Task brief -
Copy the items from the line with "calendar-day[interactable]: 20 [860,73,889,101]" up to and including the line with "nav-item-6[interactable]: 工作任务 [548,0,616,36]", replacing "calendar-day" with "calendar-date" and leaving everything else unchanged. Give only those lines.

---

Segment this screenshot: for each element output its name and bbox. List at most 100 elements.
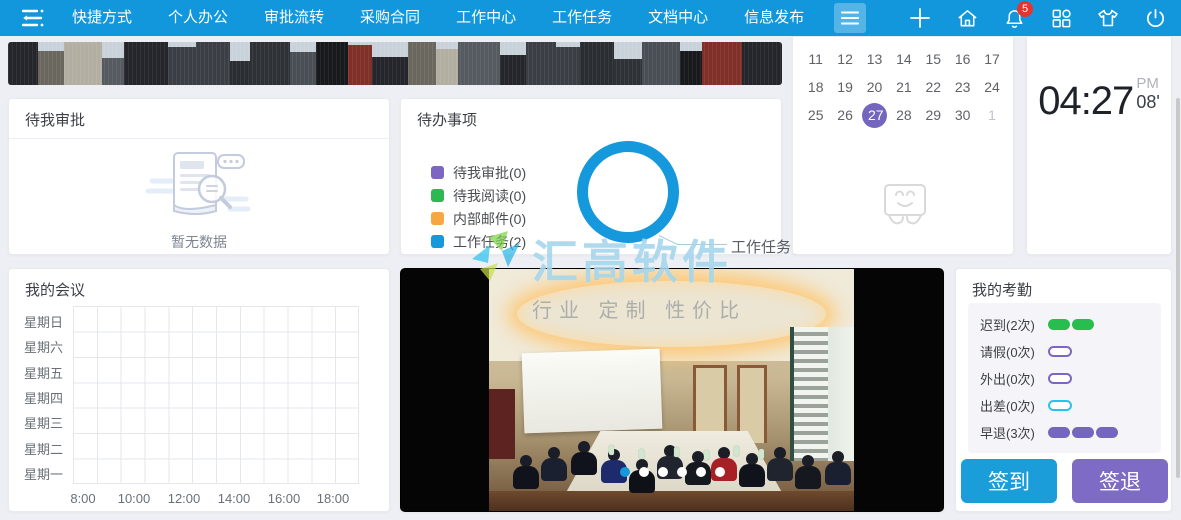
calendar-day[interactable]: 20 [860,73,889,101]
meetings-weekday-label: 星期五 [11,363,63,382]
calendar-day[interactable]: 19 [830,73,859,101]
attendance-label: 早退(3次) [980,423,1048,442]
nav-item-6[interactable]: 工作任务 [548,0,616,36]
attendance-stats: 迟到(2次) 请假(0次) 外出(0次) 出差(0次) 早退(3次) [968,303,1161,453]
attendance-bar [1048,400,1072,411]
theme-shirt-icon[interactable] [1096,6,1120,30]
apps-grid-icon[interactable] [1049,6,1073,30]
nav-item-1[interactable]: 快捷方式 [68,0,136,36]
calendar-day[interactable]: 22 [919,73,948,101]
nav-item-2[interactable]: 个人办公 [164,0,232,36]
calendar-day[interactable]: 29 [919,101,948,129]
legend-label: 工作任务(2) [453,232,526,252]
clock-seconds: 08' [1136,92,1159,113]
attendance-bar [1048,427,1118,438]
legend-label: 待我阅读(0) [453,186,526,206]
legend-item-1[interactable]: 待我审批(0) [431,161,526,184]
carousel-dot-5[interactable] [696,467,706,477]
carousel-dot-2[interactable] [639,467,649,477]
meetings-weekday-label: 星期六 [11,337,63,356]
check-out-button[interactable]: 签退 [1072,459,1168,503]
legend-label: 待我审批(0) [453,163,526,183]
meetings-hour-label: 10:00 [118,491,151,506]
meetings-weekday-label: 星期三 [11,413,63,432]
legend-swatch [431,235,444,248]
notifications-bell-icon[interactable]: 5 [1002,6,1026,30]
attendance-row: 迟到(2次) [980,317,1094,331]
calendar-day[interactable]: 24 [977,73,1006,101]
clock-time: 04:27 [1038,79,1133,124]
legend-label: 内部邮件(0) [453,209,526,229]
page-scrollbar[interactable] [1176,98,1180,478]
attendance-bar [1048,319,1094,330]
nav-item-3[interactable]: 审批流转 [260,0,328,36]
todo-legend: 待我审批(0) 待我阅读(0) 内部邮件(0) 工作任务(2) [431,161,526,253]
attendance-label: 外出(0次) [980,369,1048,388]
pending-approval-title: 待我审批 [9,99,389,139]
my-meetings-title: 我的会议 [9,269,389,308]
carousel-dot-3[interactable] [658,467,668,477]
donut-label-line [677,244,727,245]
calendar-day[interactable]: 11 [801,45,830,73]
calendar-empty-smiley-icon [877,179,933,236]
carousel-dot-1[interactable] [620,467,630,477]
carousel-dot-6[interactable] [715,467,725,477]
more-menu-button[interactable] [834,3,866,33]
attendance-bar [1048,373,1072,384]
calendar-day[interactable]: 28 [889,101,918,129]
clock-panel: 04:27 PM 08' [1026,36,1172,255]
attendance-pill [1072,319,1094,330]
notification-badge: 5 [1017,1,1033,17]
carousel-dot-4[interactable] [677,467,687,477]
add-icon[interactable] [908,6,932,30]
attendance-bar [1048,346,1072,357]
calendar-day[interactable]: 23 [948,73,977,101]
power-logout-icon[interactable] [1143,6,1167,30]
meetings-weekday-label: 星期二 [11,439,63,458]
news-carousel [400,268,944,512]
attendance-label: 请假(0次) [980,342,1048,361]
todo-panel: 待办事项 待我审批(0)待我阅读(0)内部邮件(0)工作任务(2) 工作任务(2… [400,98,782,255]
todo-donut-chart [577,141,679,243]
nav-item-4[interactable]: 采购合同 [356,0,424,36]
calendar-day[interactable]: 13 [860,45,889,73]
legend-item-4[interactable]: 工作任务(2) [431,230,526,253]
calendar-day[interactable]: 17 [977,45,1006,73]
calendar-day[interactable]: 27 [860,101,889,129]
pending-approval-panel: 待我审批 暂无数据 [8,98,390,255]
nav-item-5[interactable]: 工作中心 [452,0,520,36]
meetings-weekday-label: 星期日 [11,312,63,331]
calendar-week-row: 2526272829301 [801,101,1007,129]
calendar-day[interactable]: 1 [977,101,1006,129]
calendar-day[interactable]: 15 [919,45,948,73]
legend-swatch [431,189,444,202]
calendar-day[interactable]: 14 [889,45,918,73]
check-in-button[interactable]: 签到 [961,459,1057,503]
calendar-day[interactable]: 21 [889,73,918,101]
calendar-day[interactable]: 26 [830,101,859,129]
carousel-dots [401,467,943,477]
attendance-pill [1048,400,1072,411]
calendar-day[interactable]: 12 [830,45,859,73]
calendar-week-row: 18192021222324 [801,73,1007,101]
home-icon[interactable] [955,6,979,30]
calendar-day[interactable]: 18 [801,73,830,101]
attendance-label: 迟到(2次) [980,315,1048,334]
legend-item-2[interactable]: 待我阅读(0) [431,184,526,207]
calendar-day[interactable]: 16 [948,45,977,73]
calendar-day[interactable]: 30 [948,101,977,129]
meetings-hour-label: 16:00 [268,491,301,506]
attendance-label: 出差(0次) [980,396,1048,415]
nav-item-8[interactable]: 信息发布 [740,0,808,36]
donut-label-line [659,235,678,245]
legend-item-3[interactable]: 内部邮件(0) [431,207,526,230]
attendance-row: 外出(0次) [980,371,1072,385]
attendance-row: 出差(0次) [980,398,1072,412]
meetings-weekday-label: 星期一 [11,464,63,483]
meetings-hour-label: 14:00 [218,491,251,506]
my-meetings-panel: 我的会议 星期日星期六星期五星期四星期三星期二星期一8:0010:0012:00… [8,268,390,512]
attendance-panel: 我的考勤 迟到(2次)请假(0次)外出(0次)出差(0次)早退(3次) 签到 签… [955,268,1172,512]
nav-item-7[interactable]: 文档中心 [644,0,712,36]
calendar-day[interactable]: 25 [801,101,830,129]
collapse-menu-icon[interactable] [16,5,50,31]
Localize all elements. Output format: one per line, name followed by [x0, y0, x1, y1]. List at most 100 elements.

---

Finished exercise -
calendar-date[interactable]: 20 [860,73,889,101]
meetings-weekday-label: 星期五 [11,363,63,382]
calendar-date[interactable]: 19 [830,73,859,101]
attendance-label: 早退(3次) [980,423,1048,442]
nav-item-6[interactable]: 工作任务 [548,0,616,36]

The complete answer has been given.